* Instruction
Can you copy every line of the records below word for word?

* Records for this exercise
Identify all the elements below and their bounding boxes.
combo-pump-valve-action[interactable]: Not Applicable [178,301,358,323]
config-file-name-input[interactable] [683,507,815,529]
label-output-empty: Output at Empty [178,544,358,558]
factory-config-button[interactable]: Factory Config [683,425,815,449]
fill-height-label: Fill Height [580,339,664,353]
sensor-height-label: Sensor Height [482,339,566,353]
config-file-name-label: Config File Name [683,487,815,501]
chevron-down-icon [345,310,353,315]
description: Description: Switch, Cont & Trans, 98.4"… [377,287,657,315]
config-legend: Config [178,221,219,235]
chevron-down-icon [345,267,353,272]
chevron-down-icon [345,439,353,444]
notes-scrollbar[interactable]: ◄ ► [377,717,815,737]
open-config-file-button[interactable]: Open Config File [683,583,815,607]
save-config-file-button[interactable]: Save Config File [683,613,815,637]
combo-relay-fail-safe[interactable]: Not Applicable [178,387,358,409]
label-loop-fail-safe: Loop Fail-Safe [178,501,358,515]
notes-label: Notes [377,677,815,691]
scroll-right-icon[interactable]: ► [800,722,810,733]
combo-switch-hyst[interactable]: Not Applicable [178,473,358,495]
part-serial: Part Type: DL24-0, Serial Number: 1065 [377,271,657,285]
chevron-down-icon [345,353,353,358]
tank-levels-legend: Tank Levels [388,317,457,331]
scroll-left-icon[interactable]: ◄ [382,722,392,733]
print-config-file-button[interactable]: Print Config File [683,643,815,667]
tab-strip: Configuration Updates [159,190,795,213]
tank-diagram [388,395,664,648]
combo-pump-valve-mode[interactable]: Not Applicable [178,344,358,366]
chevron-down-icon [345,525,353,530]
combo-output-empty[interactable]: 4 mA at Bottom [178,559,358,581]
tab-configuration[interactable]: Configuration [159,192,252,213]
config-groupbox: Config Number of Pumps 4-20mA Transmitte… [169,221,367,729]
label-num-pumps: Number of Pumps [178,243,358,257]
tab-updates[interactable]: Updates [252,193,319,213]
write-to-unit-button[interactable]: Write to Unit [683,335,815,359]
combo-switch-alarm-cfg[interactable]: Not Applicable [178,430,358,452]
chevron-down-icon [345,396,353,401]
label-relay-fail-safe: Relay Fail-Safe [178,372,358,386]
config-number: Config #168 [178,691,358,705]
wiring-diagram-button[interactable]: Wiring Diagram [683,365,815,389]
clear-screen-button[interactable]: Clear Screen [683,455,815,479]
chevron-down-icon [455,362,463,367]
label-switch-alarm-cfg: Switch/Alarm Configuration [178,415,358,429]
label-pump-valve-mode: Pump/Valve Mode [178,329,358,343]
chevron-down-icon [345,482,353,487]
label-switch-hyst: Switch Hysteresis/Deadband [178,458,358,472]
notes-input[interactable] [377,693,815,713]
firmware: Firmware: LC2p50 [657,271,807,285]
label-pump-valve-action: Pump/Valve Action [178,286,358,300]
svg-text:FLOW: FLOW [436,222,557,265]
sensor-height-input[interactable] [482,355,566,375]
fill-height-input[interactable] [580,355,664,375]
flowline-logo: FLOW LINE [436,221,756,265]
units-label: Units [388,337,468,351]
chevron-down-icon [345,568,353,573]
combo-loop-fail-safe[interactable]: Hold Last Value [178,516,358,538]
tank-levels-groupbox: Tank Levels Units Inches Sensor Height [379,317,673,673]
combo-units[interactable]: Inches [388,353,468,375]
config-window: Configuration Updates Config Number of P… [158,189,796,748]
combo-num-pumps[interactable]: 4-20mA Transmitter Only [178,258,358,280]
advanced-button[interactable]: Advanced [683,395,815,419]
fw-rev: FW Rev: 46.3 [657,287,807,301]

* Completed exercise
Identify all the elements below and their bounding boxes.
combo-pump-valve-action[interactable]: Not Applicable [178,301,358,323]
config-file-name-input[interactable] [683,507,815,529]
label-output-empty: Output at Empty [178,544,358,558]
factory-config-button[interactable]: Factory Config [683,425,815,449]
fill-height-label: Fill Height [580,339,664,353]
sensor-height-label: Sensor Height [482,339,566,353]
config-file-name-label: Config File Name [683,487,815,501]
chevron-down-icon [345,310,353,315]
description: Description: Switch, Cont & Trans, 98.4"… [377,287,657,315]
config-legend: Config [178,221,219,235]
chevron-down-icon [345,267,353,272]
chevron-down-icon [345,439,353,444]
notes-scrollbar[interactable]: ◄ ► [377,717,815,737]
open-config-file-button[interactable]: Open Config File [683,583,815,607]
save-config-file-button[interactable]: Save Config File [683,613,815,637]
combo-relay-fail-safe[interactable]: Not Applicable [178,387,358,409]
label-loop-fail-safe: Loop Fail-Safe [178,501,358,515]
notes-label: Notes [377,677,815,691]
scroll-right-icon[interactable]: ► [800,722,810,733]
combo-switch-hyst[interactable]: Not Applicable [178,473,358,495]
part-serial: Part Type: DL24-0, Serial Number: 1065 [377,271,657,285]
chevron-down-icon [345,353,353,358]
tank-levels-legend: Tank Levels [388,317,457,331]
scroll-left-icon[interactable]: ◄ [382,722,392,733]
print-config-file-button[interactable]: Print Config File [683,643,815,667]
tab-strip: Configuration Updates [159,190,795,213]
tank-diagram [388,395,664,648]
combo-pump-valve-mode[interactable]: Not Applicable [178,344,358,366]
chevron-down-icon [345,525,353,530]
combo-output-empty[interactable]: 4 mA at Bottom [178,559,358,581]
tab-configuration[interactable]: Configuration [159,192,252,213]
config-groupbox: Config Number of Pumps 4-20mA Transmitte… [169,221,367,729]
label-num-pumps: Number of Pumps [178,243,358,257]
tab-updates[interactable]: Updates [252,193,319,213]
write-to-unit-button[interactable]: Write to Unit [683,335,815,359]
combo-switch-alarm-cfg[interactable]: Not Applicable [178,430,358,452]
chevron-down-icon [345,396,353,401]
label-relay-fail-safe: Relay Fail-Safe [178,372,358,386]
config-number: Config #168 [178,691,358,705]
wiring-diagram-button[interactable]: Wiring Diagram [683,365,815,389]
clear-screen-button[interactable]: Clear Screen [683,455,815,479]
chevron-down-icon [455,362,463,367]
label-switch-alarm-cfg: Switch/Alarm Configuration [178,415,358,429]
label-pump-valve-mode: Pump/Valve Mode [178,329,358,343]
chevron-down-icon [345,482,353,487]
label-switch-hyst: Switch Hysteresis/Deadband [178,458,358,472]
notes-input[interactable] [377,693,815,713]
firmware: Firmware: LC2p50 [657,271,807,285]
label-pump-valve-action: Pump/Valve Action [178,286,358,300]
svg-text:FLOW: FLOW [436,222,557,265]
sensor-height-input[interactable] [482,355,566,375]
fill-height-input[interactable] [580,355,664,375]
flowline-logo: FLOW LINE [436,221,756,265]
units-label: Units [388,337,468,351]
chevron-down-icon [345,568,353,573]
combo-loop-fail-safe[interactable]: Hold Last Value [178,516,358,538]
tank-levels-groupbox: Tank Levels Units Inches Sensor Height [379,317,673,673]
combo-units[interactable]: Inches [388,353,468,375]
config-window: Configuration Updates Config Number of P… [158,189,796,748]
combo-num-pumps[interactable]: 4-20mA Transmitter Only [178,258,358,280]
advanced-button[interactable]: Advanced [683,395,815,419]
fw-rev: FW Rev: 46.3 [657,287,807,301]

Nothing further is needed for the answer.